[Annotated element rows]

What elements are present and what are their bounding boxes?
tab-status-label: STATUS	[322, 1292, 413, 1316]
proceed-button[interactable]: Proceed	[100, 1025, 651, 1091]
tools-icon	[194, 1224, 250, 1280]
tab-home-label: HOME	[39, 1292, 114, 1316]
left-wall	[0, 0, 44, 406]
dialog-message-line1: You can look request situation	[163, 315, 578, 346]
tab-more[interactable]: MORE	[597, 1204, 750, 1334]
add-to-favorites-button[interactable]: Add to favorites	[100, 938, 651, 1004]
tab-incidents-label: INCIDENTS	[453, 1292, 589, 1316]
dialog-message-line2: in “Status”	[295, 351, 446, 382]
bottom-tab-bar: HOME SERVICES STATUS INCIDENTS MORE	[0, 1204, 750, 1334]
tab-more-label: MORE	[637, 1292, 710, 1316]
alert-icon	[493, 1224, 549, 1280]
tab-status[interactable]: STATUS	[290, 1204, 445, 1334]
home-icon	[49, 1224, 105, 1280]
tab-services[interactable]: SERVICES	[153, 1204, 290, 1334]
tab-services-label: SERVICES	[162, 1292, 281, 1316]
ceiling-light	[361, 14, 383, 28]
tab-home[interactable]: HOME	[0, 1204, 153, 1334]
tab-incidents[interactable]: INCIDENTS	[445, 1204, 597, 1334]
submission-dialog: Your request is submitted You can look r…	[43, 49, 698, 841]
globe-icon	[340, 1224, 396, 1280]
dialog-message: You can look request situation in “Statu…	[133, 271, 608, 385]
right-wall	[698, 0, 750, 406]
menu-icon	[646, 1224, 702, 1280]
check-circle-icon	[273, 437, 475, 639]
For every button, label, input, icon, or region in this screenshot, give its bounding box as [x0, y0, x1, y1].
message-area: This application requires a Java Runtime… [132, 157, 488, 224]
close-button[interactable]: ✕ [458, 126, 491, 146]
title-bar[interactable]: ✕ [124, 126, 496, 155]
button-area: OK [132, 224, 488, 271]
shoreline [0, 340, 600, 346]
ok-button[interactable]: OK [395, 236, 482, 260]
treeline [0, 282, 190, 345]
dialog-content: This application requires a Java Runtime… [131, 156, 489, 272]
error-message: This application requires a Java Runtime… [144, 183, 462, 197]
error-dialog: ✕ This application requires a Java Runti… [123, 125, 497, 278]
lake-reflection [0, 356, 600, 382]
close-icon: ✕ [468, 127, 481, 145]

TASK PROMPT:
Rewrite the rows from the start of the records through the line containing "message-area: This application", with both ends included, swapping "globe-icon" for "earth-icon" and keeping everything else unchanged.

ANSWER TO THE PROBLEM:
What elements are present and what are their bounding boxes?
tab-status-label: STATUS	[322, 1292, 413, 1316]
proceed-button[interactable]: Proceed	[100, 1025, 651, 1091]
tools-icon	[194, 1224, 250, 1280]
tab-home-label: HOME	[39, 1292, 114, 1316]
left-wall	[0, 0, 44, 406]
dialog-message-line1: You can look request situation	[163, 315, 578, 346]
tab-more[interactable]: MORE	[597, 1204, 750, 1334]
add-to-favorites-button[interactable]: Add to favorites	[100, 938, 651, 1004]
tab-incidents-label: INCIDENTS	[453, 1292, 589, 1316]
dialog-message-line2: in “Status”	[295, 351, 446, 382]
bottom-tab-bar: HOME SERVICES STATUS INCIDENTS MORE	[0, 1204, 750, 1334]
tab-more-label: MORE	[637, 1292, 710, 1316]
alert-icon	[493, 1224, 549, 1280]
tab-status[interactable]: STATUS	[290, 1204, 445, 1334]
home-icon	[49, 1224, 105, 1280]
tab-services[interactable]: SERVICES	[153, 1204, 290, 1334]
tab-services-label: SERVICES	[162, 1292, 281, 1316]
ceiling-light	[361, 14, 383, 28]
tab-home[interactable]: HOME	[0, 1204, 153, 1334]
tab-incidents[interactable]: INCIDENTS	[445, 1204, 597, 1334]
submission-dialog: Your request is submitted You can look r…	[43, 49, 698, 841]
earth-icon	[340, 1224, 396, 1280]
dialog-message: You can look request situation in “Statu…	[133, 271, 608, 385]
right-wall	[698, 0, 750, 406]
menu-icon	[646, 1224, 702, 1280]
check-circle-icon	[273, 437, 475, 639]
For every button, label, input, icon, or region in this screenshot, give its bounding box as [x0, y0, x1, y1].
message-area: This application requires a Java Runtime… [132, 157, 488, 224]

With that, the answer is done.